(Records contained in a dataset)
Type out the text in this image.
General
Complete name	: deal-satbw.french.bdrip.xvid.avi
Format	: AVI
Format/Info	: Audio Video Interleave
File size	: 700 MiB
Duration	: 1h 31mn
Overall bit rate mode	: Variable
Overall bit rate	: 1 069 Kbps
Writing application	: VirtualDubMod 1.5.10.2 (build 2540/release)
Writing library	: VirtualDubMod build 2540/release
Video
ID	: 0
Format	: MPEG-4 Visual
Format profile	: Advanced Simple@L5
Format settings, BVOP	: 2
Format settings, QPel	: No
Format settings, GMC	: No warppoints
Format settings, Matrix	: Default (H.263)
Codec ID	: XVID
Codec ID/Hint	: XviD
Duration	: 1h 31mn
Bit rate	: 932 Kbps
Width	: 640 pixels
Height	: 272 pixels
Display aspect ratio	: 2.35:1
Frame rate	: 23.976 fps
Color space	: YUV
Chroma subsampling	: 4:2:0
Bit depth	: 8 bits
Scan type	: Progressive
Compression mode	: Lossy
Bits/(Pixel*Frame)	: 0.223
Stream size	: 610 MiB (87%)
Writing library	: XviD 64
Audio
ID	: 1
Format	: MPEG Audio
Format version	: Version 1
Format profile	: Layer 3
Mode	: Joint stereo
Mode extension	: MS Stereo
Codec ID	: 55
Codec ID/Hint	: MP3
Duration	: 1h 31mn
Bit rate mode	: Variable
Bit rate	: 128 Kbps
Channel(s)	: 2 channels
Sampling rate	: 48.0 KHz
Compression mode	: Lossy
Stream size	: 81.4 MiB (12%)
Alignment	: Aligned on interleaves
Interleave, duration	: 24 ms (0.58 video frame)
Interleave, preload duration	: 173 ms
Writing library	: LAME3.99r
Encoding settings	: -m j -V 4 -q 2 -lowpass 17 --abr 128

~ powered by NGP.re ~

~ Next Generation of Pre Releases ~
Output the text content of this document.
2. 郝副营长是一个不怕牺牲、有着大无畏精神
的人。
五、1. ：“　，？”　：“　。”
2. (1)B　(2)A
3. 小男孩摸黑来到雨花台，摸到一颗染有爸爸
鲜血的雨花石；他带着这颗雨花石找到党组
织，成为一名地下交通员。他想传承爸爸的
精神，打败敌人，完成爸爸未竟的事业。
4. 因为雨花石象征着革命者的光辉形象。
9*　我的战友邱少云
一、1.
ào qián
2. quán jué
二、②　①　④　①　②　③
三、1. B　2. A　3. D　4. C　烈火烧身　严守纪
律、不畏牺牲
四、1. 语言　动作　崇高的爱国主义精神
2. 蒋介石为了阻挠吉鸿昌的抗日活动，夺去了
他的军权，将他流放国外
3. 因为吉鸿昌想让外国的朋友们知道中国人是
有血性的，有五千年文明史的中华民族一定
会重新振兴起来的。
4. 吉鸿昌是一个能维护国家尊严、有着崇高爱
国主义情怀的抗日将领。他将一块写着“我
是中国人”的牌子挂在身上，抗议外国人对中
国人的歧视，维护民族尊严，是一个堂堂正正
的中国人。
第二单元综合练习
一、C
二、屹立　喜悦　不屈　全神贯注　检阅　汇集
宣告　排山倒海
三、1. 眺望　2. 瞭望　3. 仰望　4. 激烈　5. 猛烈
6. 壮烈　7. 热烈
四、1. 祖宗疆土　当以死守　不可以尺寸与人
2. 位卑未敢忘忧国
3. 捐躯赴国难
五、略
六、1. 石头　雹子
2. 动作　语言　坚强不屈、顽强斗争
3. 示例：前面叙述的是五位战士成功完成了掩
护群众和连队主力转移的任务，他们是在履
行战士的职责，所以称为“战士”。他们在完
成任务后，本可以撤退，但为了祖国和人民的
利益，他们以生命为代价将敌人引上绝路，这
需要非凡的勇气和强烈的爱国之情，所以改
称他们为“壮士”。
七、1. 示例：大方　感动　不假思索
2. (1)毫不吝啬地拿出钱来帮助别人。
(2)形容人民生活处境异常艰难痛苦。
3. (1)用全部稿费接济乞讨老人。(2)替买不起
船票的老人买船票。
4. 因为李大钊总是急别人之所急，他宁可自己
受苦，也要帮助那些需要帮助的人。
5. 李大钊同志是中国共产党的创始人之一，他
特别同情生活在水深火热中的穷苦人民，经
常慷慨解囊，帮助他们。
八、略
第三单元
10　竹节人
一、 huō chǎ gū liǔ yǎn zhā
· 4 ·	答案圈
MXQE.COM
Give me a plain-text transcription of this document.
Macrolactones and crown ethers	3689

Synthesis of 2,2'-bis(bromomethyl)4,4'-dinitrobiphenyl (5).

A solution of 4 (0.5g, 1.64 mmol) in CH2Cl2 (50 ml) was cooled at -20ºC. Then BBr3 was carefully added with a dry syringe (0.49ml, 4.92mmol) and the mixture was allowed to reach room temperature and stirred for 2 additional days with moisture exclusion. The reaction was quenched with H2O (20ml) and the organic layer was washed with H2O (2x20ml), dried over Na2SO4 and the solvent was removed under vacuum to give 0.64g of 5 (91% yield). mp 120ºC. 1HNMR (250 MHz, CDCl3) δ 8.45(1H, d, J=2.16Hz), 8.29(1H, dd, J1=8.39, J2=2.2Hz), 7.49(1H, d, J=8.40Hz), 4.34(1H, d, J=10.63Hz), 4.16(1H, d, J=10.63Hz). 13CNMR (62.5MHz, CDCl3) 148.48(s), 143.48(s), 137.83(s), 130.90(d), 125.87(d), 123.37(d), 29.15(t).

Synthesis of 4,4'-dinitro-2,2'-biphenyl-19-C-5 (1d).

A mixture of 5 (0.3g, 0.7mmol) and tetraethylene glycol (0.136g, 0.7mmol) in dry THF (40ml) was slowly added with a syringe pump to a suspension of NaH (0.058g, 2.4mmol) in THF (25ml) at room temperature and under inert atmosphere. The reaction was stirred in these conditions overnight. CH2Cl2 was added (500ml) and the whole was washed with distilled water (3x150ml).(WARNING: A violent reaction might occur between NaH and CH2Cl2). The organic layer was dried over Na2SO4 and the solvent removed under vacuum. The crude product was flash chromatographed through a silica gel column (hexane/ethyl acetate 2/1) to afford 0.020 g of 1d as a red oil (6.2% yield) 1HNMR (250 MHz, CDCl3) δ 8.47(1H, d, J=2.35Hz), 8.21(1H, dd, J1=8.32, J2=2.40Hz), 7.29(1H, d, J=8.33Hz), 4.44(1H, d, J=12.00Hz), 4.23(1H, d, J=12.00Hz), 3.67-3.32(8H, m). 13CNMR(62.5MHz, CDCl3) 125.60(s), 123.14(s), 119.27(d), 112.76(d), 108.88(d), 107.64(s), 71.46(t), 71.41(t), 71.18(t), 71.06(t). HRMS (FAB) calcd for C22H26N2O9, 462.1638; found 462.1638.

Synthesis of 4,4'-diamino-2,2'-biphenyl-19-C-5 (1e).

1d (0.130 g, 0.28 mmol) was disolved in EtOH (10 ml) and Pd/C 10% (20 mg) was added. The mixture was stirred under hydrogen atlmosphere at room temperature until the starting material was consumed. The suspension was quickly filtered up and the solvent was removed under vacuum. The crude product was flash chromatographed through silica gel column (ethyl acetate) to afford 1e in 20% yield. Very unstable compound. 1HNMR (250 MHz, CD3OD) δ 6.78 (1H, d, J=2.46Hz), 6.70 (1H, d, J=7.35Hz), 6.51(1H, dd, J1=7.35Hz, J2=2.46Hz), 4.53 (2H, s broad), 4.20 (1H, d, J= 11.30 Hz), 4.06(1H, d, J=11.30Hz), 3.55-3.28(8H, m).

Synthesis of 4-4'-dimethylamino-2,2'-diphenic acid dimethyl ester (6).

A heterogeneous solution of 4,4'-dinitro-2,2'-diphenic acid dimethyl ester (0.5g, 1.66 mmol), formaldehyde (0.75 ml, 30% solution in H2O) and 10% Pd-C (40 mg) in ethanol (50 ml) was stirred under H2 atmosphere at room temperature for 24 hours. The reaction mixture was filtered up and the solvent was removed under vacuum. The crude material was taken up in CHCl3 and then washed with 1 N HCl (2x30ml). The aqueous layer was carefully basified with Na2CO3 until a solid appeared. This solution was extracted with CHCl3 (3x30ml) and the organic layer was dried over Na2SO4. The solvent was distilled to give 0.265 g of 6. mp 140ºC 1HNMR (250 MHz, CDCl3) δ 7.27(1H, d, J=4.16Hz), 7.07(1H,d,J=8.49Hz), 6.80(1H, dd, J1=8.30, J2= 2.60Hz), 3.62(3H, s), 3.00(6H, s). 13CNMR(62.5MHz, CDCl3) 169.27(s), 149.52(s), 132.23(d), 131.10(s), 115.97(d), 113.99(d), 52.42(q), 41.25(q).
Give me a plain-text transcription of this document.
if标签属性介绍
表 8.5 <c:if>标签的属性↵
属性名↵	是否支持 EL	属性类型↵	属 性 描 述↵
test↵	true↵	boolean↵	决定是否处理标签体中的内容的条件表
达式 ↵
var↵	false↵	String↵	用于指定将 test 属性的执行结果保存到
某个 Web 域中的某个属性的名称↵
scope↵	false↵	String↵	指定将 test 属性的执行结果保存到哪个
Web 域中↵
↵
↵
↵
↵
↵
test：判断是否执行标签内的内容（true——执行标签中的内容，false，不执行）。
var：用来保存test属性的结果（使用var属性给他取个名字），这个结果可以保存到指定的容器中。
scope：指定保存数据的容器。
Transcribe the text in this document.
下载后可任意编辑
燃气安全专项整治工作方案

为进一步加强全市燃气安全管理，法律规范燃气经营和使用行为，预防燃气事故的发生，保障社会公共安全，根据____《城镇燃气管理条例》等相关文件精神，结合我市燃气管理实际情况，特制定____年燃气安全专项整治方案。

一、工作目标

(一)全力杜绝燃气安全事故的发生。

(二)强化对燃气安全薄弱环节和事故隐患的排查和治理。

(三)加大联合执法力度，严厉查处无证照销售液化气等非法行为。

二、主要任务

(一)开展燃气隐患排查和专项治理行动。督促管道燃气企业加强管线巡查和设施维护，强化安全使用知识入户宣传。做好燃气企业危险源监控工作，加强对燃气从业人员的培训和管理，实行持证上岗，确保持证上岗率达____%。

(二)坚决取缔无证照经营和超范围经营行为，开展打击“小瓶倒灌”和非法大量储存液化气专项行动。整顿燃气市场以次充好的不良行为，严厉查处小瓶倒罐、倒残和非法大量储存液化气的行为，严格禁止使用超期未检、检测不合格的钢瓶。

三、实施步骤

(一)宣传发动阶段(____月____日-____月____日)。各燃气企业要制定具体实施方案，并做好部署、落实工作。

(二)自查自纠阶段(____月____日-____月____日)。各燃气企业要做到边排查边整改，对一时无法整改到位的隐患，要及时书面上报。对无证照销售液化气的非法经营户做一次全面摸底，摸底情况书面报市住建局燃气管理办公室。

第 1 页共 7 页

_Direction:_ From the line holding "Transcribe the text in this document." through the last line above, reproduce each line exactly and add nothing.

_Written response:_
Transcribe the text in this document.
下载后可任意编辑
燃气安全专项整治工作方案

为进一步加强全市燃气安全管理，法律规范燃气经营和使用行为，预防燃气事故的发生，保障社会公共安全，根据____《城镇燃气管理条例》等相关文件精神，结合我市燃气管理实际情况，特制定____年燃气安全专项整治方案。

一、工作目标

(一)全力杜绝燃气安全事故的发生。

(二)强化对燃气安全薄弱环节和事故隐患的排查和治理。

(三)加大联合执法力度，严厉查处无证照销售液化气等非法行为。

二、主要任务

(一)开展燃气隐患排查和专项治理行动。督促管道燃气企业加强管线巡查和设施维护，强化安全使用知识入户宣传。做好燃气企业危险源监控工作，加强对燃气从业人员的培训和管理，实行持证上岗，确保持证上岗率达____%。

(二)坚决取缔无证照经营和超范围经营行为，开展打击“小瓶倒灌”和非法大量储存液化气专项行动。整顿燃气市场以次充好的不良行为，严厉查处小瓶倒罐、倒残和非法大量储存液化气的行为，严格禁止使用超期未检、检测不合格的钢瓶。

三、实施步骤

(一)宣传发动阶段(____月____日-____月____日)。各燃气企业要制定具体实施方案，并做好部署、落实工作。

(二)自查自纠阶段(____月____日-____月____日)。各燃气企业要做到边排查边整改，对一时无法整改到位的隐患，要及时书面上报。对无证照销售液化气的非法经营户做一次全面摸底，摸底情况书面报市住建局燃气管理办公室。

第 1 页共 7 页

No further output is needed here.